┏━━

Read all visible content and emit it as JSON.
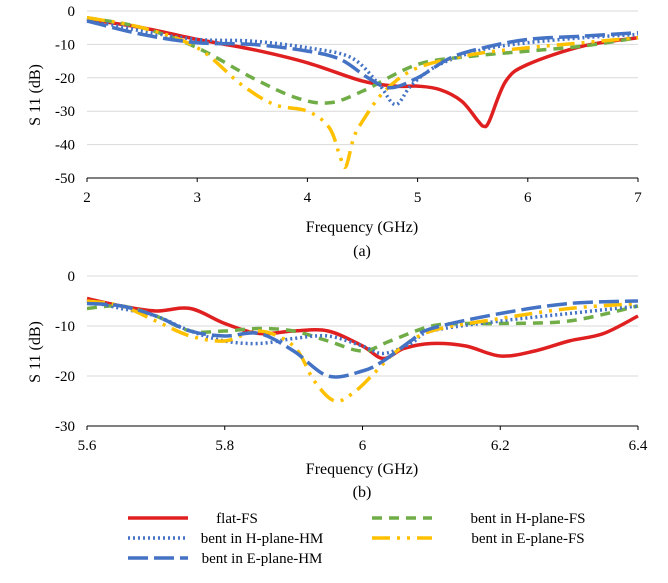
{
  "figure": {
    "legend": [
      {
        "key": "flat",
        "label": "flat-FS"
      },
      {
        "key": "hfs",
        "label": "bent in H-plane-FS"
      },
      {
        "key": "hhm",
        "label": "bent in H-plane-HM"
      },
      {
        "key": "efs",
        "label": "bent in E-plane-FS"
      },
      {
        "key": "ehm",
        "label": "bent in E-plane-HM"
      }
    ],
    "styles": {
      "flat": {
        "color": "#e02020",
        "dash": "none"
      },
      "hfs": {
        "color": "#70ad47",
        "dash": "10 7"
      },
      "hhm": {
        "color": "#4472c4",
        "dash": "2 3"
      },
      "efs": {
        "color": "#ffc000",
        "dash": "18 7 3 7 3 7"
      },
      "ehm": {
        "color": "#4472c4",
        "dash": "20 6"
      }
    }
  },
  "chart_data": [
    {
      "type": "line",
      "panel_label": "(a)",
      "xlabel": "Frequency (GHz)",
      "ylabel": "S 11 (dB)",
      "xlim": [
        2,
        7
      ],
      "ylim": [
        -50,
        0
      ],
      "xticks": [
        "2",
        "3",
        "4",
        "5",
        "6",
        "7"
      ],
      "yticks": [
        "0",
        "-10",
        "-20",
        "-30",
        "-40",
        "-50"
      ],
      "grid": "horizontal",
      "series": [
        {
          "key": "flat",
          "name": "flat-FS",
          "x": [
            2.0,
            2.5,
            3.0,
            3.5,
            4.0,
            4.5,
            4.8,
            5.0,
            5.2,
            5.4,
            5.55,
            5.6,
            5.65,
            5.8,
            6.0,
            6.5,
            7.0
          ],
          "y": [
            -2.5,
            -5,
            -8.5,
            -11.5,
            -15.5,
            -21,
            -22.5,
            -22.5,
            -23.5,
            -27,
            -33,
            -34.5,
            -33,
            -21,
            -16,
            -10.5,
            -8
          ]
        },
        {
          "key": "hfs",
          "name": "bent in H-plane-FS",
          "x": [
            2.0,
            2.5,
            3.0,
            3.5,
            3.9,
            4.2,
            4.5,
            5.0,
            5.5,
            6.0,
            6.5,
            7.0
          ],
          "y": [
            -2,
            -5,
            -11,
            -20,
            -26,
            -27.5,
            -24,
            -16,
            -13.5,
            -12,
            -10.5,
            -8
          ]
        },
        {
          "key": "hhm",
          "name": "bent in H-plane-HM",
          "x": [
            2.0,
            2.5,
            3.0,
            3.5,
            4.0,
            4.4,
            4.65,
            4.8,
            4.95,
            5.2,
            5.6,
            6.0,
            6.5,
            7.0
          ],
          "y": [
            -2.5,
            -6,
            -8.5,
            -9,
            -11,
            -14,
            -22,
            -28,
            -22,
            -16,
            -11.5,
            -9.5,
            -8,
            -7
          ]
        },
        {
          "key": "efs",
          "name": "bent in E-plane-FS",
          "x": [
            2.0,
            2.5,
            3.0,
            3.4,
            3.7,
            4.0,
            4.2,
            4.3,
            4.35,
            4.42,
            4.5,
            4.7,
            5.0,
            5.5,
            6.0,
            6.5,
            7.0
          ],
          "y": [
            -2,
            -5,
            -11,
            -22,
            -28,
            -30,
            -35,
            -44,
            -46.5,
            -38,
            -33,
            -24,
            -17,
            -13,
            -11,
            -9.5,
            -8
          ]
        },
        {
          "key": "ehm",
          "name": "bent in E-plane-HM",
          "x": [
            2.0,
            2.5,
            3.0,
            3.5,
            4.0,
            4.3,
            4.55,
            4.75,
            5.0,
            5.3,
            5.6,
            6.0,
            6.5,
            7.0
          ],
          "y": [
            -3,
            -7,
            -9.5,
            -10,
            -12,
            -14.5,
            -20,
            -23,
            -20,
            -14,
            -11,
            -8.5,
            -7.5,
            -6.5
          ]
        }
      ]
    },
    {
      "type": "line",
      "panel_label": "(b)",
      "xlabel": "Frequency (GHz)",
      "ylabel": "S 11 (dB)",
      "xlim": [
        5.6,
        6.4
      ],
      "ylim": [
        -30,
        0
      ],
      "xticks": [
        "5.6",
        "5.8",
        "6",
        "6.2",
        "6.4"
      ],
      "yticks": [
        "0",
        "-10",
        "-20",
        "-30"
      ],
      "grid": "horizontal",
      "series": [
        {
          "key": "flat",
          "name": "flat-FS",
          "x": [
            5.6,
            5.65,
            5.7,
            5.75,
            5.8,
            5.85,
            5.9,
            5.95,
            6.0,
            6.03,
            6.06,
            6.1,
            6.15,
            6.2,
            6.25,
            6.3,
            6.35,
            6.4
          ],
          "y": [
            -4.5,
            -6,
            -7,
            -6.5,
            -9.5,
            -11.5,
            -11,
            -11,
            -14,
            -16.5,
            -14.5,
            -13.5,
            -14,
            -16,
            -15,
            -13,
            -11.5,
            -8
          ]
        },
        {
          "key": "hfs",
          "name": "bent in H-plane-FS",
          "x": [
            5.6,
            5.65,
            5.7,
            5.75,
            5.8,
            5.85,
            5.9,
            5.95,
            6.0,
            6.04,
            6.1,
            6.15,
            6.2,
            6.3,
            6.4
          ],
          "y": [
            -6.5,
            -6,
            -8,
            -11,
            -11,
            -10.5,
            -11,
            -13,
            -15,
            -13,
            -10,
            -9.5,
            -9.5,
            -9,
            -6
          ]
        },
        {
          "key": "hhm",
          "name": "bent in H-plane-HM",
          "x": [
            5.6,
            5.65,
            5.7,
            5.75,
            5.8,
            5.85,
            5.9,
            5.95,
            6.0,
            6.03,
            6.07,
            6.1,
            6.2,
            6.3,
            6.4
          ],
          "y": [
            -5,
            -6.5,
            -8,
            -11,
            -13,
            -13.5,
            -12.5,
            -12,
            -14,
            -15.5,
            -13.5,
            -11,
            -9,
            -7.5,
            -6
          ]
        },
        {
          "key": "efs",
          "name": "bent in E-plane-FS",
          "x": [
            5.6,
            5.65,
            5.7,
            5.75,
            5.8,
            5.85,
            5.9,
            5.93,
            5.96,
            5.99,
            6.02,
            6.05,
            6.1,
            6.2,
            6.3,
            6.4
          ],
          "y": [
            -5,
            -6,
            -9,
            -12,
            -13,
            -11,
            -14,
            -21,
            -25,
            -23,
            -19,
            -15,
            -11,
            -8.5,
            -6.5,
            -5.5
          ]
        },
        {
          "key": "ehm",
          "name": "bent in E-plane-HM",
          "x": [
            5.6,
            5.65,
            5.7,
            5.75,
            5.8,
            5.85,
            5.9,
            5.95,
            6.0,
            6.03,
            6.07,
            6.1,
            6.2,
            6.3,
            6.4
          ],
          "y": [
            -5.5,
            -6,
            -8,
            -11,
            -12,
            -11.5,
            -15,
            -20,
            -19,
            -17,
            -13,
            -10.5,
            -7.5,
            -5.5,
            -5
          ]
        }
      ]
    }
  ]
}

┗━━

#### Goal
Leave out the pictures and transcribe the entries above exactly.

#### Answer to the exercise
Read all visible content and emit it as JSON.
{
  "figure": {
    "legend": [
      {
        "key": "flat",
        "label": "flat-FS"
      },
      {
        "key": "hfs",
        "label": "bent in H-plane-FS"
      },
      {
        "key": "hhm",
        "label": "bent in H-plane-HM"
      },
      {
        "key": "efs",
        "label": "bent in E-plane-FS"
      },
      {
        "key": "ehm",
        "label": "bent in E-plane-HM"
      }
    ],
    "styles": {
      "flat": {
        "color": "#e02020",
        "dash": "none"
      },
      "hfs": {
        "color": "#70ad47",
        "dash": "10 7"
      },
      "hhm": {
        "color": "#4472c4",
        "dash": "2 3"
      },
      "efs": {
        "color": "#ffc000",
        "dash": "18 7 3 7 3 7"
      },
      "ehm": {
        "color": "#4472c4",
        "dash": "20 6"
      }
    }
  },
  "chart_data": [
    {
      "type": "line",
      "panel_label": "(a)",
      "xlabel": "Frequency (GHz)",
      "ylabel": "S 11 (dB)",
      "xlim": [
        2,
        7
      ],
      "ylim": [
        -50,
        0
      ],
      "xticks": [
        "2",
        "3",
        "4",
        "5",
        "6",
        "7"
      ],
      "yticks": [
        "0",
        "-10",
        "-20",
        "-30",
        "-40",
        "-50"
      ],
      "grid": "horizontal",
      "series": [
        {
          "key": "flat",
          "name": "flat-FS",
          "x": [
            2.0,
            2.5,
            3.0,
            3.5,
            4.0,
            4.5,
            4.8,
            5.0,
            5.2,
            5.4,
            5.55,
            5.6,
            5.65,
            5.8,
            6.0,
            6.5,
            7.0
          ],
          "y": [
            -2.5,
            -5,
            -8.5,
            -11.5,
            -15.5,
            -21,
            -22.5,
            -22.5,
            -23.5,
            -27,
            -33,
            -34.5,
            -33,
            -21,
            -16,
            -10.5,
            -8
          ]
        },
        {
          "key": "hfs",
          "name": "bent in H-plane-FS",
          "x": [
            2.0,
            2.5,
            3.0,
            3.5,
            3.9,
            4.2,
            4.5,
            5.0,
            5.5,
            6.0,
            6.5,
            7.0
          ],
          "y": [
            -2,
            -5,
            -11,
            -20,
            -26,
            -27.5,
            -24,
            -16,
            -13.5,
            -12,
            -10.5,
            -8
          ]
        },
        {
          "key": "hhm",
          "name": "bent in H-plane-HM",
          "x": [
            2.0,
            2.5,
            3.0,
            3.5,
            4.0,
            4.4,
            4.65,
            4.8,
            4.95,
            5.2,
            5.6,
            6.0,
            6.5,
            7.0
          ],
          "y": [
            -2.5,
            -6,
            -8.5,
            -9,
            -11,
            -14,
            -22,
            -28,
            -22,
            -16,
            -11.5,
            -9.5,
            -8,
            -7
          ]
        },
        {
          "key": "efs",
          "name": "bent in E-plane-FS",
          "x": [
            2.0,
            2.5,
            3.0,
            3.4,
            3.7,
            4.0,
            4.2,
            4.3,
            4.35,
            4.42,
            4.5,
            4.7,
            5.0,
            5.5,
            6.0,
            6.5,
            7.0
          ],
          "y": [
            -2,
            -5,
            -11,
            -22,
            -28,
            -30,
            -35,
            -44,
            -46.5,
            -38,
            -33,
            -24,
            -17,
            -13,
            -11,
            -9.5,
            -8
          ]
        },
        {
          "key": "ehm",
          "name": "bent in E-plane-HM",
          "x": [
            2.0,
            2.5,
            3.0,
            3.5,
            4.0,
            4.3,
            4.55,
            4.75,
            5.0,
            5.3,
            5.6,
            6.0,
            6.5,
            7.0
          ],
          "y": [
            -3,
            -7,
            -9.5,
            -10,
            -12,
            -14.5,
            -20,
            -23,
            -20,
            -14,
            -11,
            -8.5,
            -7.5,
            -6.5
          ]
        }
      ]
    },
    {
      "type": "line",
      "panel_label": "(b)",
      "xlabel": "Frequency (GHz)",
      "ylabel": "S 11 (dB)",
      "xlim": [
        5.6,
        6.4
      ],
      "ylim": [
        -30,
        0
      ],
      "xticks": [
        "5.6",
        "5.8",
        "6",
        "6.2",
        "6.4"
      ],
      "yticks": [
        "0",
        "-10",
        "-20",
        "-30"
      ],
      "grid": "horizontal",
      "series": [
        {
          "key": "flat",
          "name": "flat-FS",
          "x": [
            5.6,
            5.65,
            5.7,
            5.75,
            5.8,
            5.85,
            5.9,
            5.95,
            6.0,
            6.03,
            6.06,
            6.1,
            6.15,
            6.2,
            6.25,
            6.3,
            6.35,
            6.4
          ],
          "y": [
            -4.5,
            -6,
            -7,
            -6.5,
            -9.5,
            -11.5,
            -11,
            -11,
            -14,
            -16.5,
            -14.5,
            -13.5,
            -14,
            -16,
            -15,
            -13,
            -11.5,
            -8
          ]
        },
        {
          "key": "hfs",
          "name": "bent in H-plane-FS",
          "x": [
            5.6,
            5.65,
            5.7,
            5.75,
            5.8,
            5.85,
            5.9,
            5.95,
            6.0,
            6.04,
            6.1,
            6.15,
            6.2,
            6.3,
            6.4
          ],
          "y": [
            -6.5,
            -6,
            -8,
            -11,
            -11,
            -10.5,
            -11,
            -13,
            -15,
            -13,
            -10,
            -9.5,
            -9.5,
            -9,
            -6
          ]
        },
        {
          "key": "hhm",
          "name": "bent in H-plane-HM",
          "x": [
            5.6,
            5.65,
            5.7,
            5.75,
            5.8,
            5.85,
            5.9,
            5.95,
            6.0,
            6.03,
            6.07,
            6.1,
            6.2,
            6.3,
            6.4
          ],
          "y": [
            -5,
            -6.5,
            -8,
            -11,
            -13,
            -13.5,
            -12.5,
            -12,
            -14,
            -15.5,
            -13.5,
            -11,
            -9,
            -7.5,
            -6
          ]
        },
        {
          "key": "efs",
          "name": "bent in E-plane-FS",
          "x": [
            5.6,
            5.65,
            5.7,
            5.75,
            5.8,
            5.85,
            5.9,
            5.93,
            5.96,
            5.99,
            6.02,
            6.05,
            6.1,
            6.2,
            6.3,
            6.4
          ],
          "y": [
            -5,
            -6,
            -9,
            -12,
            -13,
            -11,
            -14,
            -21,
            -25,
            -23,
            -19,
            -15,
            -11,
            -8.5,
            -6.5,
            -5.5
          ]
        },
        {
          "key": "ehm",
          "name": "bent in E-plane-HM",
          "x": [
            5.6,
            5.65,
            5.7,
            5.75,
            5.8,
            5.85,
            5.9,
            5.95,
            6.0,
            6.03,
            6.07,
            6.1,
            6.2,
            6.3,
            6.4
          ],
          "y": [
            -5.5,
            -6,
            -8,
            -11,
            -12,
            -11.5,
            -15,
            -20,
            -19,
            -17,
            -13,
            -10.5,
            -7.5,
            -5.5,
            -5
          ]
        }
      ]
    }
  ]
}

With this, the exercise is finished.